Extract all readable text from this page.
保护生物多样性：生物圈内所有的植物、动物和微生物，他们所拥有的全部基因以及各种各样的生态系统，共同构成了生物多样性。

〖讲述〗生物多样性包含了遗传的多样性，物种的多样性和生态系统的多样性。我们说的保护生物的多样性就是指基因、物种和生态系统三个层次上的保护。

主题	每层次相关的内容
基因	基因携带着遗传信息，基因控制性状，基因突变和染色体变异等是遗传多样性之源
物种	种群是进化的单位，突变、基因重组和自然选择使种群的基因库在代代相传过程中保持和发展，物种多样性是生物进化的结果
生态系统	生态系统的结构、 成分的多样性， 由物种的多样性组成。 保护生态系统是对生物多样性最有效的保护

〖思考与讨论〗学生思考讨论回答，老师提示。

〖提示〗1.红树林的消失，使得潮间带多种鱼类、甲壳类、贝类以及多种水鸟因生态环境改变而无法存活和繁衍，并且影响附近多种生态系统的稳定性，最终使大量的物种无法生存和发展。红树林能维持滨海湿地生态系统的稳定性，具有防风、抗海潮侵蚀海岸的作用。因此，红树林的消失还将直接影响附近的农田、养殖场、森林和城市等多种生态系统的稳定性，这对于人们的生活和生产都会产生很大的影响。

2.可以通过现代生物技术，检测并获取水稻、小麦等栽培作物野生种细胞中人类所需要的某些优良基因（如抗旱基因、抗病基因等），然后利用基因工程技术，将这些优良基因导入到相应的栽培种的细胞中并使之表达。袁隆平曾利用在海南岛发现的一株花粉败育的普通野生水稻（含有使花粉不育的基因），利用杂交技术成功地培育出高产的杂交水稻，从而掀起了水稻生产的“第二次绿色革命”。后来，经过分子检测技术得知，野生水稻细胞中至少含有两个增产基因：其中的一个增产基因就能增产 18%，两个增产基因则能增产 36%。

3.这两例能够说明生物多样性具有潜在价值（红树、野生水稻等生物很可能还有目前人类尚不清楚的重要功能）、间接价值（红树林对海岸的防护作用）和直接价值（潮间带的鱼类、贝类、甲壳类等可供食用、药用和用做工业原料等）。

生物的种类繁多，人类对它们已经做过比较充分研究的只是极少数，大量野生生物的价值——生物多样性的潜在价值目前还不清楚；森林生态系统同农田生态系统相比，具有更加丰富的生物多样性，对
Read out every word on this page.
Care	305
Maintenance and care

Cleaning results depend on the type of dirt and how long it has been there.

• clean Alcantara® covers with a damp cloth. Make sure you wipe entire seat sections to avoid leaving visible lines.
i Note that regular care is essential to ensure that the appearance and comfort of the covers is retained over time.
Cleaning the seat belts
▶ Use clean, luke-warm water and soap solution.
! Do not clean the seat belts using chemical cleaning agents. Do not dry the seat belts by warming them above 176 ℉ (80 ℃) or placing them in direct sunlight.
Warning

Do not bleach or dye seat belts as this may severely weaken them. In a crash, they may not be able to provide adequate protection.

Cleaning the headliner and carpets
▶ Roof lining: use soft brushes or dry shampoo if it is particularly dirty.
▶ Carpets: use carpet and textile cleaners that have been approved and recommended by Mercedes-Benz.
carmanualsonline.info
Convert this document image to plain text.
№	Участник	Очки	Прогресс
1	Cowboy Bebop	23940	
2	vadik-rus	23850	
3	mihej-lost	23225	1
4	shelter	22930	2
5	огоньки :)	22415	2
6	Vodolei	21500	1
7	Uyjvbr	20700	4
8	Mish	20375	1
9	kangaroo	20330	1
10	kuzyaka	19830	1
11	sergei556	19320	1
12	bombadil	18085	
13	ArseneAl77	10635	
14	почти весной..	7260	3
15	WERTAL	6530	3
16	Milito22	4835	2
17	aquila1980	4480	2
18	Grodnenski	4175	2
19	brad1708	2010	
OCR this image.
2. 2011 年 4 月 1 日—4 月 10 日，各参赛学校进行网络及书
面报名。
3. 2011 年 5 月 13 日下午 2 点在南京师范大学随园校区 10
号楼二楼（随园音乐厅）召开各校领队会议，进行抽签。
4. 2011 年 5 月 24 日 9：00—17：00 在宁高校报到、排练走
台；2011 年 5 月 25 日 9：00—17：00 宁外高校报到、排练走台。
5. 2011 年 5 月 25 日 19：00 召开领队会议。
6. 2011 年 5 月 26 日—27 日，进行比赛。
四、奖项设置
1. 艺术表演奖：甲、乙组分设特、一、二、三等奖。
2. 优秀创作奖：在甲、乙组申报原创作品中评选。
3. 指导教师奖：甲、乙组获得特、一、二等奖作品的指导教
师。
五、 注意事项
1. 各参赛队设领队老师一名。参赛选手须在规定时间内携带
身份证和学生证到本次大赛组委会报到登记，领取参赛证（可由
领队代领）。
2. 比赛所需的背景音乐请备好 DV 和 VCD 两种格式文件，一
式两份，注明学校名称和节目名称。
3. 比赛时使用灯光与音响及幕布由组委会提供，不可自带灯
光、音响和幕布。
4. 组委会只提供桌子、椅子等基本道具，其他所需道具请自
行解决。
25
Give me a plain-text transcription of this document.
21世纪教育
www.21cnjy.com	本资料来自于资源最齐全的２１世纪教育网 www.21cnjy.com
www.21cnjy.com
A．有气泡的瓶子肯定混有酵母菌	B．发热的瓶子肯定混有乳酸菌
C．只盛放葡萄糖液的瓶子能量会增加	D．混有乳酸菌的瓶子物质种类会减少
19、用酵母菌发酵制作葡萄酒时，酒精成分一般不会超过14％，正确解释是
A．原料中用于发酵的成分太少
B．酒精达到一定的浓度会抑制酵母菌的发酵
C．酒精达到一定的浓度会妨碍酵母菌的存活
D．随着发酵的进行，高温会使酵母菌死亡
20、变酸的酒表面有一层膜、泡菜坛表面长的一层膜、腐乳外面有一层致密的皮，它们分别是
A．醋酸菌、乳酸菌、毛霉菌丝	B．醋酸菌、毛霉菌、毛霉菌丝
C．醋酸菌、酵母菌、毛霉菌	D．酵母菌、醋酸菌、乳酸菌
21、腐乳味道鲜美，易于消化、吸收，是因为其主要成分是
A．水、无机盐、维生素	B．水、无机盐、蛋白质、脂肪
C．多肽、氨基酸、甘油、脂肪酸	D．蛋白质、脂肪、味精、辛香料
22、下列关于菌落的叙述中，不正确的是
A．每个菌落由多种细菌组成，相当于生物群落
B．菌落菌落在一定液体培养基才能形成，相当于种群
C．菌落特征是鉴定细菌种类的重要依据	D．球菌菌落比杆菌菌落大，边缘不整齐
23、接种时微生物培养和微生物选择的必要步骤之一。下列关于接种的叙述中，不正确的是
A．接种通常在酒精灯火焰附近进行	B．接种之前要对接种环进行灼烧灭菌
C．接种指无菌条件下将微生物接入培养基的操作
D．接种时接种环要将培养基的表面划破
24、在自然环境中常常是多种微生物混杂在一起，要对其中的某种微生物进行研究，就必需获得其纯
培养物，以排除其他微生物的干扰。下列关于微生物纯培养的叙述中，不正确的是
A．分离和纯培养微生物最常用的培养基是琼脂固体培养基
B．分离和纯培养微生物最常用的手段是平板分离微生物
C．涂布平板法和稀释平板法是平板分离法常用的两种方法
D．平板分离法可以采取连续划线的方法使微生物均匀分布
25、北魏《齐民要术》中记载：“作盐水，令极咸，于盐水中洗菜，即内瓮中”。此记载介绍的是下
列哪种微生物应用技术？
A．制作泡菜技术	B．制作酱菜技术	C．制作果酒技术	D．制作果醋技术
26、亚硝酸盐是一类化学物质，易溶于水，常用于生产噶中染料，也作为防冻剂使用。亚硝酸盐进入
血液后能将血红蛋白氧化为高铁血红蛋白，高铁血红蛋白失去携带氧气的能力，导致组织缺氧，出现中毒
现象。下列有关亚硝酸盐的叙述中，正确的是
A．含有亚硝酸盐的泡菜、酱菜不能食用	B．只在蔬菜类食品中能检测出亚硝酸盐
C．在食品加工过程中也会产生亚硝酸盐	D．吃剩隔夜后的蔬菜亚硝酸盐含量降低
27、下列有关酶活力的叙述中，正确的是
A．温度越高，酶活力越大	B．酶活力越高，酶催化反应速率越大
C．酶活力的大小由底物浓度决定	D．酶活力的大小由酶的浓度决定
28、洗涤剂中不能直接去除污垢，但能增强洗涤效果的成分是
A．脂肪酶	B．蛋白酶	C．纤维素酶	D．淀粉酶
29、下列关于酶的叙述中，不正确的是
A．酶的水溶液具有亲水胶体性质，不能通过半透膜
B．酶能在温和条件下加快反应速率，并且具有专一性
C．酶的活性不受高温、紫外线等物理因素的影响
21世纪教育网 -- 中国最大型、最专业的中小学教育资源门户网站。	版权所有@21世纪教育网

══════════════════════════════

Find the string "this" in the entries above and return each line that holds it.

Extract all readable text from this page.
Read out every word on this page.
Do not bleach or dye seat belts as this may severely weaken them. In a crash, they may not be able to provide adequate protection.
Convert this document image to plain text.
OCR this image.
Give me a plain-text transcription of this document.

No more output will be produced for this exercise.